Directive:
Look for "content" in each line of the entries, and return the matching lines.

=-=-=-=-=

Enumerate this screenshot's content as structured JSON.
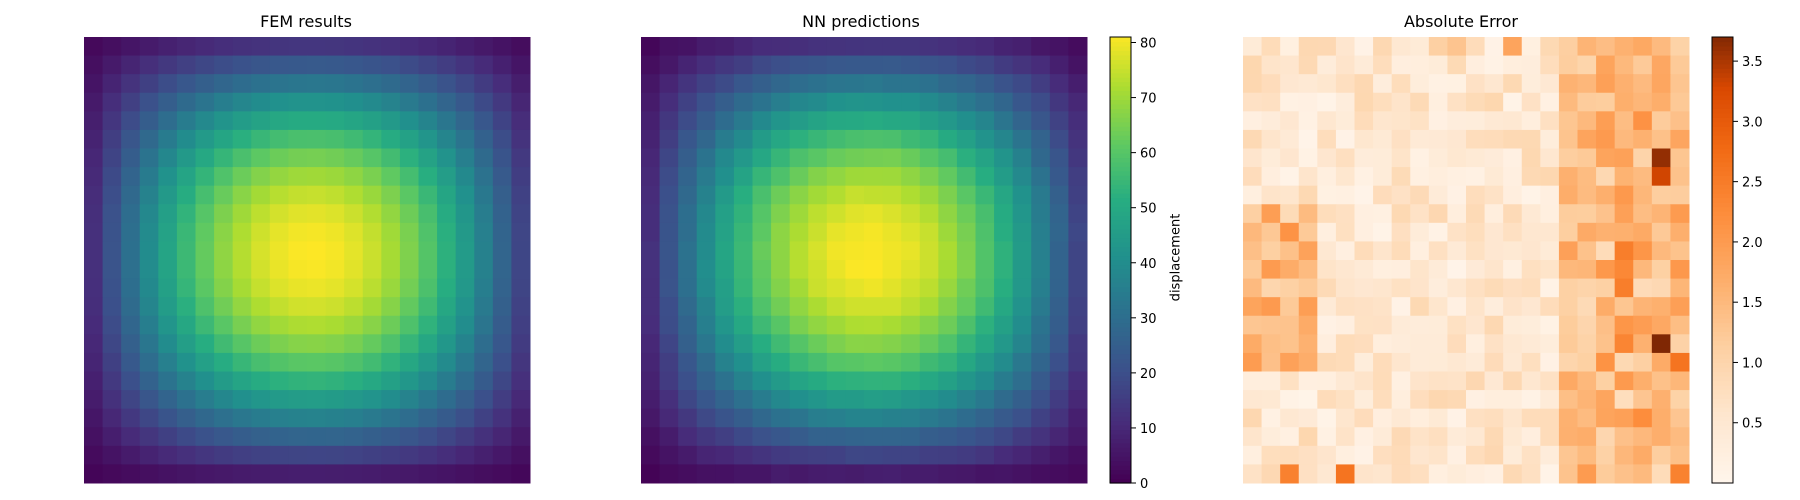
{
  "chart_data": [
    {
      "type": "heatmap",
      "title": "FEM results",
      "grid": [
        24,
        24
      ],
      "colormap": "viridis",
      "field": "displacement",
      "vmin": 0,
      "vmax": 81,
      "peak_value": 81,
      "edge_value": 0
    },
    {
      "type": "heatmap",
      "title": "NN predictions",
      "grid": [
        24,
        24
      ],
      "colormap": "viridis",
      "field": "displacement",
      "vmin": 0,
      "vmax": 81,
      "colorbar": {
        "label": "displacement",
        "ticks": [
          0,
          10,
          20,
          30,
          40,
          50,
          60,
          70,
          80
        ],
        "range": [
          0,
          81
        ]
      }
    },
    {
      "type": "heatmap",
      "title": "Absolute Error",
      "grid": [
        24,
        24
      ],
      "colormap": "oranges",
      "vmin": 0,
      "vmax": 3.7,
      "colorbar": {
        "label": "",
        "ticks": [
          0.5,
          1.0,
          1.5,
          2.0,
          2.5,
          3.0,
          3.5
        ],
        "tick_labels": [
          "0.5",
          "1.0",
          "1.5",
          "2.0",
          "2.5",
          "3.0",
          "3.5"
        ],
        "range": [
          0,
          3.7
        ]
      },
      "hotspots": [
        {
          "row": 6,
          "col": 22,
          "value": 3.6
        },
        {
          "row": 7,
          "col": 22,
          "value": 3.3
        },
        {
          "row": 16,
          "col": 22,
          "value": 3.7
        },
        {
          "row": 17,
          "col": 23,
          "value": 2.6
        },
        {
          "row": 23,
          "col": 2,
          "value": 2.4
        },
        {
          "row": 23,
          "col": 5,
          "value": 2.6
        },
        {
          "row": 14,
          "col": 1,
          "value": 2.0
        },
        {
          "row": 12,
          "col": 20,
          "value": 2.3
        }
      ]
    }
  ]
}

=-=-=-=-=

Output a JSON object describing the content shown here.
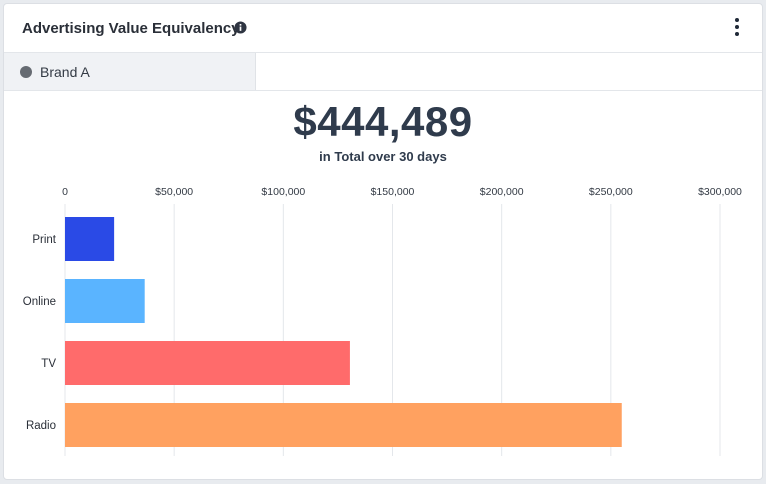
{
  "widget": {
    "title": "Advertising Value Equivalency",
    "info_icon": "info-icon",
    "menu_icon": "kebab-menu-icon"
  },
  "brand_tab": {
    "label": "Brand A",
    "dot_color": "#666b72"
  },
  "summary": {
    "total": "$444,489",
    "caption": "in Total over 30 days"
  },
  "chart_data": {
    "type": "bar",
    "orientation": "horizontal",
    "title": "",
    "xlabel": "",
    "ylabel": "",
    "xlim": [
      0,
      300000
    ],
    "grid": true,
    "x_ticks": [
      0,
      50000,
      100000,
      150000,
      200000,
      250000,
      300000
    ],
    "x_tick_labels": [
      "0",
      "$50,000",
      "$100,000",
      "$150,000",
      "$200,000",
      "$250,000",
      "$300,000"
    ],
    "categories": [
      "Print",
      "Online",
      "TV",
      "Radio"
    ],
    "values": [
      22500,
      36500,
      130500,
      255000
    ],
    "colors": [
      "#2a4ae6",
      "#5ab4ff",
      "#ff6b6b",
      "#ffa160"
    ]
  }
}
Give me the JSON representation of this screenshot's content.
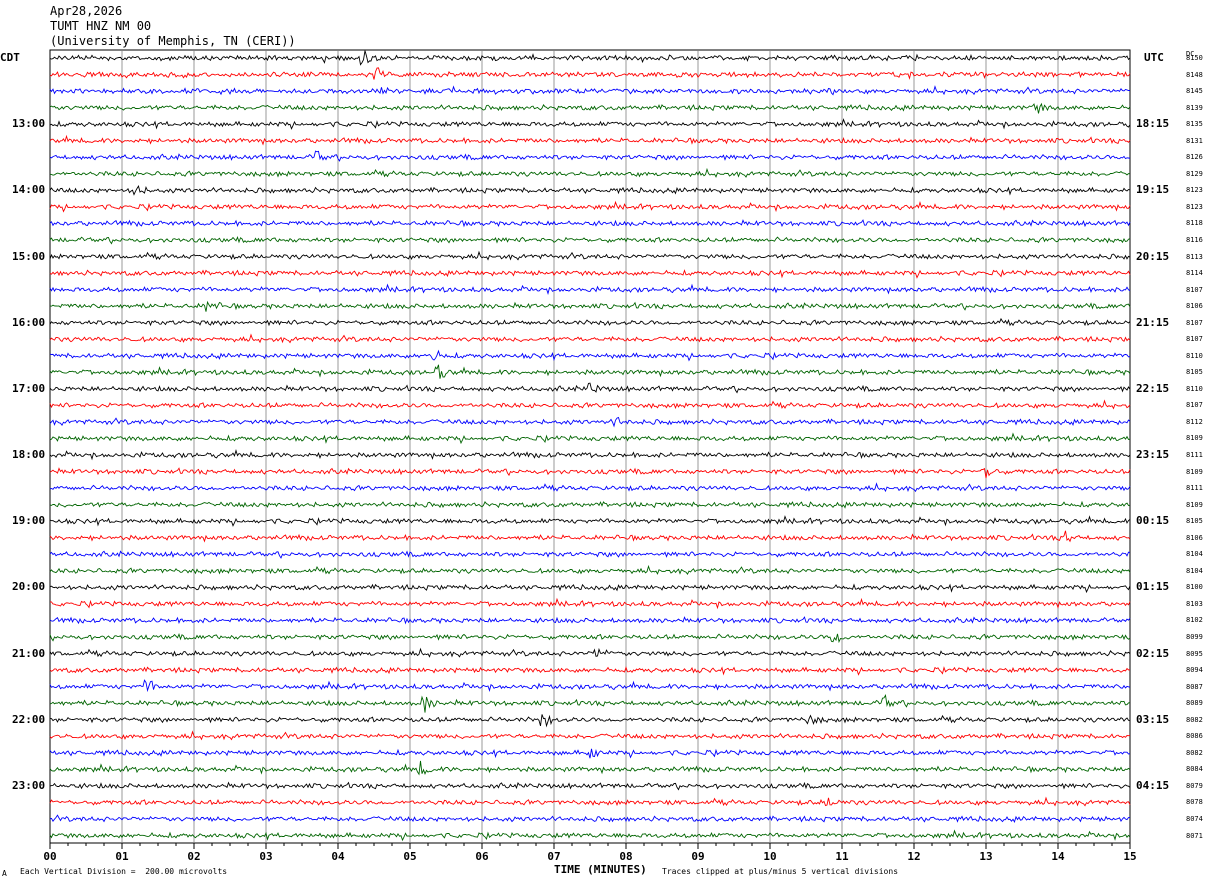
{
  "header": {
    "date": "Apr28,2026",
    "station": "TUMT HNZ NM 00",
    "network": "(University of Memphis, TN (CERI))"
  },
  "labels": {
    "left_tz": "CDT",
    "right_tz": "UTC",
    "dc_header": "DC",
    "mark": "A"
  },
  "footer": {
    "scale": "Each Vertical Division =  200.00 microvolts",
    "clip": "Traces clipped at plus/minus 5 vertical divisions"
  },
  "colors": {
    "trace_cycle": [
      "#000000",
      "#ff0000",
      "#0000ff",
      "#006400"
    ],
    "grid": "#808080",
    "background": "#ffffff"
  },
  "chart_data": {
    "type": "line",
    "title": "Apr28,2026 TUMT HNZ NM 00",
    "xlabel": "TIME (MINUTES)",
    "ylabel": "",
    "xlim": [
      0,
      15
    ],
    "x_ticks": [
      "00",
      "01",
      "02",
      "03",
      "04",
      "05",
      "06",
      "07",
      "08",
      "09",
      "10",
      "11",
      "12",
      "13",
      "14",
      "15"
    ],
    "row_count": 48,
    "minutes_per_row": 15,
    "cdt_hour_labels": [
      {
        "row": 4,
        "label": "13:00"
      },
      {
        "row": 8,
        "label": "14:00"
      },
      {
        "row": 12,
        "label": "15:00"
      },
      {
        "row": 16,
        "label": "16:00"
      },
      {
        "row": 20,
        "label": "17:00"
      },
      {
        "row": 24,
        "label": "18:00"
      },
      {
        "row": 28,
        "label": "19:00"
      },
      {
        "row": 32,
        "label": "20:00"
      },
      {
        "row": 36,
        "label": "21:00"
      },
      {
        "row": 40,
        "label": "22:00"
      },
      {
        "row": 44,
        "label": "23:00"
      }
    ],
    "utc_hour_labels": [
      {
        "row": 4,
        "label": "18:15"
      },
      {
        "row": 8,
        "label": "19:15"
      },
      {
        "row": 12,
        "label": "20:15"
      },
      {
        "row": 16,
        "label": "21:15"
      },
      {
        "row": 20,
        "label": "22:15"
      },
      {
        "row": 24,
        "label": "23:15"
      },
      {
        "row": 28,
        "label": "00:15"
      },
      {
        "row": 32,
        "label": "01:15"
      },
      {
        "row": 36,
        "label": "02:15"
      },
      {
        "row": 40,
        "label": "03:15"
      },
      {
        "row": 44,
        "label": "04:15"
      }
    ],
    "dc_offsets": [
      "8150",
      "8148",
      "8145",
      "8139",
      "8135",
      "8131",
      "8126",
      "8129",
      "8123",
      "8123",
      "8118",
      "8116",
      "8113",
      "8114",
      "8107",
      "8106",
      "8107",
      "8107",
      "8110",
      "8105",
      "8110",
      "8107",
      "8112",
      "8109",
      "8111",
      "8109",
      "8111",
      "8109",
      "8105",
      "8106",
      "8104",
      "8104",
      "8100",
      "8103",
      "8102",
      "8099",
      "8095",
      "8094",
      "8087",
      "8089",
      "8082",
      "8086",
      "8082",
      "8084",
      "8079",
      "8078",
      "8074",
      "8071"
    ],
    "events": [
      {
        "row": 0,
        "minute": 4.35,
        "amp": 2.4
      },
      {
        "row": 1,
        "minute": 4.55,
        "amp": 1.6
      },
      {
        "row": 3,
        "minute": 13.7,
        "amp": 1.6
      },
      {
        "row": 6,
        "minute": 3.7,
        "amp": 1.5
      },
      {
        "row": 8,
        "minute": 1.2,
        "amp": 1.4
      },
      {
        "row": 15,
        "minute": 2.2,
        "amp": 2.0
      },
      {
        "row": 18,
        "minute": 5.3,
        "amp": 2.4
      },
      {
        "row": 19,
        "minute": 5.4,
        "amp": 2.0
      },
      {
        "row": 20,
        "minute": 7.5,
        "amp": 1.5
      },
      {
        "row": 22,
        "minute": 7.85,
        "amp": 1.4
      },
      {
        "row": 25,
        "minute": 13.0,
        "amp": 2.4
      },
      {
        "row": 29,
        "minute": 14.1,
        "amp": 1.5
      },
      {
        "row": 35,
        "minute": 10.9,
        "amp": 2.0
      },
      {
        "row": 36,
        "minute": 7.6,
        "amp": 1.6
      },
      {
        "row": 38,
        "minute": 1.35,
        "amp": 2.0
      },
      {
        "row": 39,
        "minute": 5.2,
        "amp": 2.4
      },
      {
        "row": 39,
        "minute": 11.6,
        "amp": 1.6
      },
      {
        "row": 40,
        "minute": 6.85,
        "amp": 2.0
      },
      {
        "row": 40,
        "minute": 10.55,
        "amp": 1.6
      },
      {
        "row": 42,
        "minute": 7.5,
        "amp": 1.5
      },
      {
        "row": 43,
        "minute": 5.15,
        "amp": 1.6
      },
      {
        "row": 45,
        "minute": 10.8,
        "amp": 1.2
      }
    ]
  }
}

=-=-=-=-=

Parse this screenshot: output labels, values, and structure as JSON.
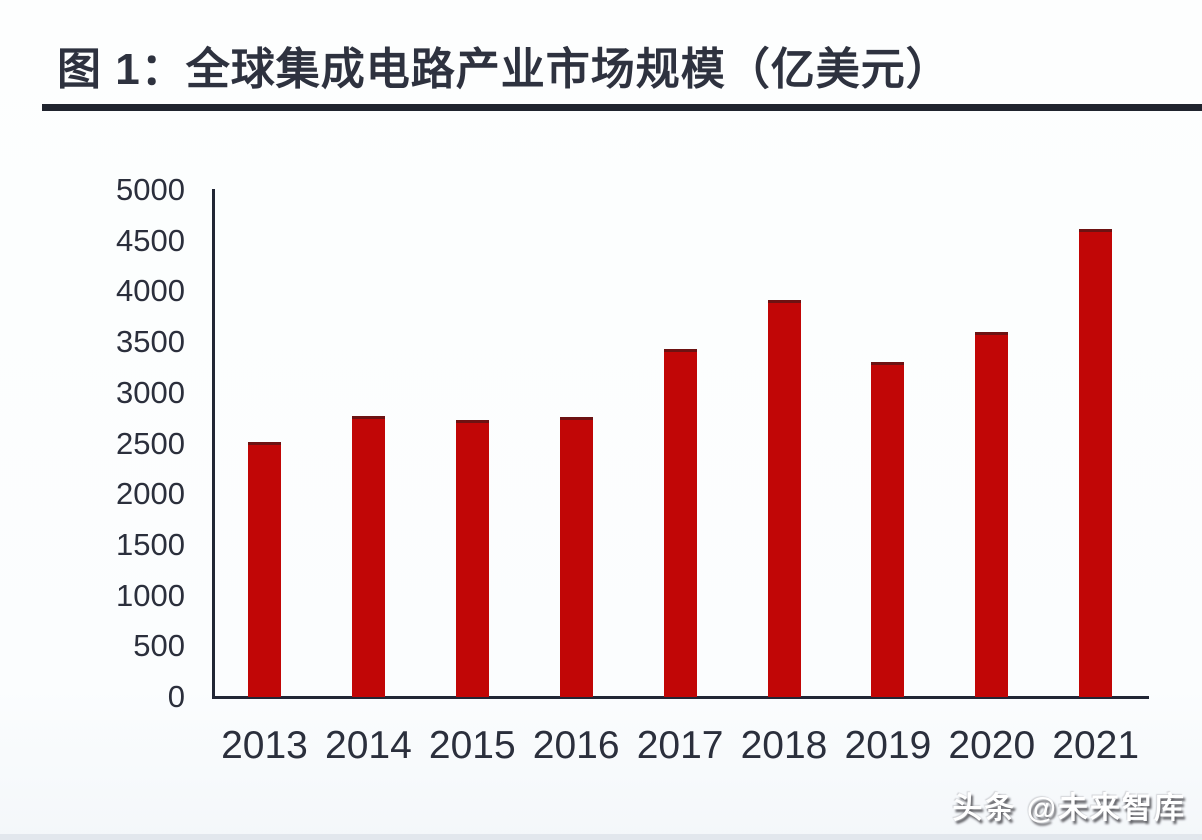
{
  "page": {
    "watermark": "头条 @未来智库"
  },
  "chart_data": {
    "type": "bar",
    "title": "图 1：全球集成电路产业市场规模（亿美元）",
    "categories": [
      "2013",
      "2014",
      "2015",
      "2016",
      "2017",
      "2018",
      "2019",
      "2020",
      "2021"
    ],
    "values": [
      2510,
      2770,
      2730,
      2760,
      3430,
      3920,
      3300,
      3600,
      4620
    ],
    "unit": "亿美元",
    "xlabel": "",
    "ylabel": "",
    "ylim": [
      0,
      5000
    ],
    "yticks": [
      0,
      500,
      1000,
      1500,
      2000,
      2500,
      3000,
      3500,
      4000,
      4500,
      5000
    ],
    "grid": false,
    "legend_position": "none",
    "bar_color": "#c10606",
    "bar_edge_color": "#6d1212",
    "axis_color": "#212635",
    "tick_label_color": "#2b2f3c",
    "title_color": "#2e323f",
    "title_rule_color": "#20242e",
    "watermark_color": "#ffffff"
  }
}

=-=-=-=-=

Full solution:
Enumerate this screenshot's content as structured JSON.
Output a JSON object describing the content shown here.
Give me the JSON representation of this screenshot's content.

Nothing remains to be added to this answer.